═════ Entries shown

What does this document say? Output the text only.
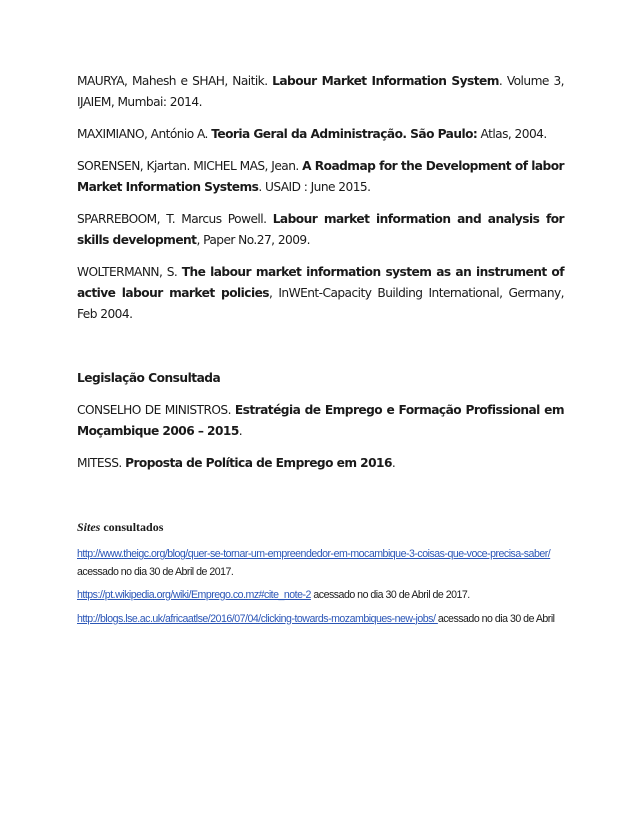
MAURYA, Mahesh e SHAH, Naitik. Labour Market Information System. Volume 3, IJAIEM, Mumbai: 2014.

MAXIMIANO, António A. Teoria Geral da Administração. São Paulo: Atlas, 2004.

SORENSEN, Kjartan. MICHEL MAS, Jean. A Roadmap for the Development of labor Market Information Systems. USAID : June 2015.

SPARREBOOM, T. Marcus Powell. Labour market information and analysis for skills development, Paper No.27, 2009.

WOLTERMANN, S. The labour market information system as an instrument of active labour market policies, InWEnt-Capacity Building International, Germany, Feb 2004.

Legislação Consultada

CONSELHO DE MINISTROS. Estratégia de Emprego e Formação Profissional em Moçambique 2006 – 2015.

MITESS. Proposta de Política de Emprego em 2016.

Sites consultados

http://www.theigc.org/blog/quer-se-tornar-um-empreendedor-em-mocambique-3-coisas-que-voce-precisa-saber/ acessado no dia 30 de Abril de 2017.

https://pt.wikipedia.org/wiki/Emprego.co.mz#cite_note-2 acessado no dia 30 de Abril de 2017.

http://blogs.lse.ac.uk/africaatlse/2016/07/04/clicking-towards-mozambiques-new-jobs/ acessado no dia 30 de Abril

══════════

### Your instructions:
Filter the entries down to the lines with the word "Emprego" in them.

### Answer below:
CONSELHO DE MINISTROS. Estratégia de Emprego e Formação Profissional em Moçambique 2006 – 2015.
MITESS. Proposta de Política de Emprego em 2016.
https://pt.wikipedia.org/wiki/Emprego.co.mz#cite_note-2 acessado no dia 30 de Abril de 2017.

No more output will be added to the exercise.